Written problem: Make an exact copy of the lines below.

Material provided:
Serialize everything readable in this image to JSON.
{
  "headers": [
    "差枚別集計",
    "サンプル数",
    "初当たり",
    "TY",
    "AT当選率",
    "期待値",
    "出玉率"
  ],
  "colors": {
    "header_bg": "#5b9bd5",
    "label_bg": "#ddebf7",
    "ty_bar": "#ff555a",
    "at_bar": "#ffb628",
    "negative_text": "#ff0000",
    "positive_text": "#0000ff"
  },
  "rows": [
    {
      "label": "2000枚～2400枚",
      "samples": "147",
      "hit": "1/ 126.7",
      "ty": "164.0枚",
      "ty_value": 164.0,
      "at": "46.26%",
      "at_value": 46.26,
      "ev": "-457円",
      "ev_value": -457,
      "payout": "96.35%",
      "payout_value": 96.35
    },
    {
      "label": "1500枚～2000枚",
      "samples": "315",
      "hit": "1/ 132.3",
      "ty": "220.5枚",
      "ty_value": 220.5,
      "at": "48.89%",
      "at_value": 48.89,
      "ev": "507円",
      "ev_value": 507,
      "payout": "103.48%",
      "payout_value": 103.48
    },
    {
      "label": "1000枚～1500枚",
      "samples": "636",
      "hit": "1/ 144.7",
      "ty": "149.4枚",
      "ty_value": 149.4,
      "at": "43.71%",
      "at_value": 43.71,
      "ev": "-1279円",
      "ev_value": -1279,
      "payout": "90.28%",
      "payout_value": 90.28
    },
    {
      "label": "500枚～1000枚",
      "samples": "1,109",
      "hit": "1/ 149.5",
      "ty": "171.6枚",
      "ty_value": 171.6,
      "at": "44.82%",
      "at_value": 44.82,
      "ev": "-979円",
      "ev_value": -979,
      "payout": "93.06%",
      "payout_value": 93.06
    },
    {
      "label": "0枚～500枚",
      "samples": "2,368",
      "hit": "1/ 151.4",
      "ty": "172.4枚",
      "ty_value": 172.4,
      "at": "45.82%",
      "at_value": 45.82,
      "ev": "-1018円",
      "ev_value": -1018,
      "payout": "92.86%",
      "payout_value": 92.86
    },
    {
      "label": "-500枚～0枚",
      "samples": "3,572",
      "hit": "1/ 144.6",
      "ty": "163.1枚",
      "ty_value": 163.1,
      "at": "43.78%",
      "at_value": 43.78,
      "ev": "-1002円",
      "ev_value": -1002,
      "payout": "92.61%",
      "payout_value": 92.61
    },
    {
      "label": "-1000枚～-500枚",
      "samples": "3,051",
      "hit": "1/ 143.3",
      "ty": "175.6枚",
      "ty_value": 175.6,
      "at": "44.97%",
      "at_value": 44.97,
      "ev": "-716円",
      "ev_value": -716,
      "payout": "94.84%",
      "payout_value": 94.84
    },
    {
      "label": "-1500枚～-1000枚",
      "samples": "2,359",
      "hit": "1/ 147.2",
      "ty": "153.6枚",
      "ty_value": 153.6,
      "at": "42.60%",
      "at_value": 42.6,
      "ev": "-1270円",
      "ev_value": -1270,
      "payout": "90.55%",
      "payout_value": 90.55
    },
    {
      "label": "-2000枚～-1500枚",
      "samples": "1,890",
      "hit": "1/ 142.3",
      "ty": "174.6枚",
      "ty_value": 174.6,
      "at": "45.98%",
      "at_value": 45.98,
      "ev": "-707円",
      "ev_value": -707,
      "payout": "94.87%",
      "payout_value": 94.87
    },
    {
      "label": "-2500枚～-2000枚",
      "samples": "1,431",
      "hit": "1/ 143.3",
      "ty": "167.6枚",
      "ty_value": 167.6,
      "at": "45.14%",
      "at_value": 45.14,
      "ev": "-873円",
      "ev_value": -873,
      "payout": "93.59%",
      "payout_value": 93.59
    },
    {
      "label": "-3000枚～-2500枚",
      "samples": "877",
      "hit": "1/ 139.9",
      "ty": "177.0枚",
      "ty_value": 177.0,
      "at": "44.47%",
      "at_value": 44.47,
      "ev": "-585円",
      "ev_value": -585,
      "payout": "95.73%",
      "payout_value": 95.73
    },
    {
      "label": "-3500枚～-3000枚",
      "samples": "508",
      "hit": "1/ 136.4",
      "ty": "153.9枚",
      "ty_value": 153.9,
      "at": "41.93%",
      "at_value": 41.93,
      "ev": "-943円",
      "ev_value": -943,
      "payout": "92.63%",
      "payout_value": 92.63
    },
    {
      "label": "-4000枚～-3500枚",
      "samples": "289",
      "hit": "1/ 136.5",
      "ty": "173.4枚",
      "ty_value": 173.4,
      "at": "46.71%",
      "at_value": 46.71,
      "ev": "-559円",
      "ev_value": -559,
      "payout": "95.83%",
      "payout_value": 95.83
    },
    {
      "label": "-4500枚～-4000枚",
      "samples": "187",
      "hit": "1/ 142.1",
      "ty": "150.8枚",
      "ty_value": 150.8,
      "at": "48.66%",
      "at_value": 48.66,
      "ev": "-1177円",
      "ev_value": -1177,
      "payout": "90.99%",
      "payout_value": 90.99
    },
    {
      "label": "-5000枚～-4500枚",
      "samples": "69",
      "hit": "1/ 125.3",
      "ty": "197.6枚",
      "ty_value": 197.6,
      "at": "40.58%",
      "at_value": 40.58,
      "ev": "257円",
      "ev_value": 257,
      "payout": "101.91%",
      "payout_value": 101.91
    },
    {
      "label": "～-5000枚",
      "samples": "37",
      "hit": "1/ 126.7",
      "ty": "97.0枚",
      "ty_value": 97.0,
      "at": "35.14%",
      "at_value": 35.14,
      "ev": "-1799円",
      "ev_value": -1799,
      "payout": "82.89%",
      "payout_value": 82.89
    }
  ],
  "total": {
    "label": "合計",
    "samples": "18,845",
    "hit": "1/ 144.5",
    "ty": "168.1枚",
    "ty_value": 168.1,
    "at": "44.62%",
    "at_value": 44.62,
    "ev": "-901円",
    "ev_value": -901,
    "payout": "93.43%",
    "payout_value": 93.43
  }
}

Task response:
Serialize everything readable in this image to JSON.
{
  "headers": [
    "差枚別集計",
    "サンプル数",
    "初当たり",
    "TY",
    "AT当選率",
    "期待値",
    "出玉率"
  ],
  "colors": {
    "header_bg": "#5b9bd5",
    "label_bg": "#ddebf7",
    "ty_bar": "#ff555a",
    "at_bar": "#ffb628",
    "negative_text": "#ff0000",
    "positive_text": "#0000ff"
  },
  "rows": [
    {
      "label": "2000枚～2400枚",
      "samples": "147",
      "hit": "1/ 126.7",
      "ty": "164.0枚",
      "ty_value": 164.0,
      "at": "46.26%",
      "at_value": 46.26,
      "ev": "-457円",
      "ev_value": -457,
      "payout": "96.35%",
      "payout_value": 96.35
    },
    {
      "label": "1500枚～2000枚",
      "samples": "315",
      "hit": "1/ 132.3",
      "ty": "220.5枚",
      "ty_value": 220.5,
      "at": "48.89%",
      "at_value": 48.89,
      "ev": "507円",
      "ev_value": 507,
      "payout": "103.48%",
      "payout_value": 103.48
    },
    {
      "label": "1000枚～1500枚",
      "samples": "636",
      "hit": "1/ 144.7",
      "ty": "149.4枚",
      "ty_value": 149.4,
      "at": "43.71%",
      "at_value": 43.71,
      "ev": "-1279円",
      "ev_value": -1279,
      "payout": "90.28%",
      "payout_value": 90.28
    },
    {
      "label": "500枚～1000枚",
      "samples": "1,109",
      "hit": "1/ 149.5",
      "ty": "171.6枚",
      "ty_value": 171.6,
      "at": "44.82%",
      "at_value": 44.82,
      "ev": "-979円",
      "ev_value": -979,
      "payout": "93.06%",
      "payout_value": 93.06
    },
    {
      "label": "0枚～500枚",
      "samples": "2,368",
      "hit": "1/ 151.4",
      "ty": "172.4枚",
      "ty_value": 172.4,
      "at": "45.82%",
      "at_value": 45.82,
      "ev": "-1018円",
      "ev_value": -1018,
      "payout": "92.86%",
      "payout_value": 92.86
    },
    {
      "label": "-500枚～0枚",
      "samples": "3,572",
      "hit": "1/ 144.6",
      "ty": "163.1枚",
      "ty_value": 163.1,
      "at": "43.78%",
      "at_value": 43.78,
      "ev": "-1002円",
      "ev_value": -1002,
      "payout": "92.61%",
      "payout_value": 92.61
    },
    {
      "label": "-1000枚～-500枚",
      "samples": "3,051",
      "hit": "1/ 143.3",
      "ty": "175.6枚",
      "ty_value": 175.6,
      "at": "44.97%",
      "at_value": 44.97,
      "ev": "-716円",
      "ev_value": -716,
      "payout": "94.84%",
      "payout_value": 94.84
    },
    {
      "label": "-1500枚～-1000枚",
      "samples": "2,359",
      "hit": "1/ 147.2",
      "ty": "153.6枚",
      "ty_value": 153.6,
      "at": "42.60%",
      "at_value": 42.6,
      "ev": "-1270円",
      "ev_value": -1270,
      "payout": "90.55%",
      "payout_value": 90.55
    },
    {
      "label": "-2000枚～-1500枚",
      "samples": "1,890",
      "hit": "1/ 142.3",
      "ty": "174.6枚",
      "ty_value": 174.6,
      "at": "45.98%",
      "at_value": 45.98,
      "ev": "-707円",
      "ev_value": -707,
      "payout": "94.87%",
      "payout_value": 94.87
    },
    {
      "label": "-2500枚～-2000枚",
      "samples": "1,431",
      "hit": "1/ 143.3",
      "ty": "167.6枚",
      "ty_value": 167.6,
      "at": "45.14%",
      "at_value": 45.14,
      "ev": "-873円",
      "ev_value": -873,
      "payout": "93.59%",
      "payout_value": 93.59
    },
    {
      "label": "-3000枚～-2500枚",
      "samples": "877",
      "hit": "1/ 139.9",
      "ty": "177.0枚",
      "ty_value": 177.0,
      "at": "44.47%",
      "at_value": 44.47,
      "ev": "-585円",
      "ev_value": -585,
      "payout": "95.73%",
      "payout_value": 95.73
    },
    {
      "label": "-3500枚～-3000枚",
      "samples": "508",
      "hit": "1/ 136.4",
      "ty": "153.9枚",
      "ty_value": 153.9,
      "at": "41.93%",
      "at_value": 41.93,
      "ev": "-943円",
      "ev_value": -943,
      "payout": "92.63%",
      "payout_value": 92.63
    },
    {
      "label": "-4000枚～-3500枚",
      "samples": "289",
      "hit": "1/ 136.5",
      "ty": "173.4枚",
      "ty_value": 173.4,
      "at": "46.71%",
      "at_value": 46.71,
      "ev": "-559円",
      "ev_value": -559,
      "payout": "95.83%",
      "payout_value": 95.83
    },
    {
      "label": "-4500枚～-4000枚",
      "samples": "187",
      "hit": "1/ 142.1",
      "ty": "150.8枚",
      "ty_value": 150.8,
      "at": "48.66%",
      "at_value": 48.66,
      "ev": "-1177円",
      "ev_value": -1177,
      "payout": "90.99%",
      "payout_value": 90.99
    },
    {
      "label": "-5000枚～-4500枚",
      "samples": "69",
      "hit": "1/ 125.3",
      "ty": "197.6枚",
      "ty_value": 197.6,
      "at": "40.58%",
      "at_value": 40.58,
      "ev": "257円",
      "ev_value": 257,
      "payout": "101.91%",
      "payout_value": 101.91
    },
    {
      "label": "～-5000枚",
      "samples": "37",
      "hit": "1/ 126.7",
      "ty": "97.0枚",
      "ty_value": 97.0,
      "at": "35.14%",
      "at_value": 35.14,
      "ev": "-1799円",
      "ev_value": -1799,
      "payout": "82.89%",
      "payout_value": 82.89
    }
  ],
  "total": {
    "label": "合計",
    "samples": "18,845",
    "hit": "1/ 144.5",
    "ty": "168.1枚",
    "ty_value": 168.1,
    "at": "44.62%",
    "at_value": 44.62,
    "ev": "-901円",
    "ev_value": -901,
    "payout": "93.43%",
    "payout_value": 93.43
  }
}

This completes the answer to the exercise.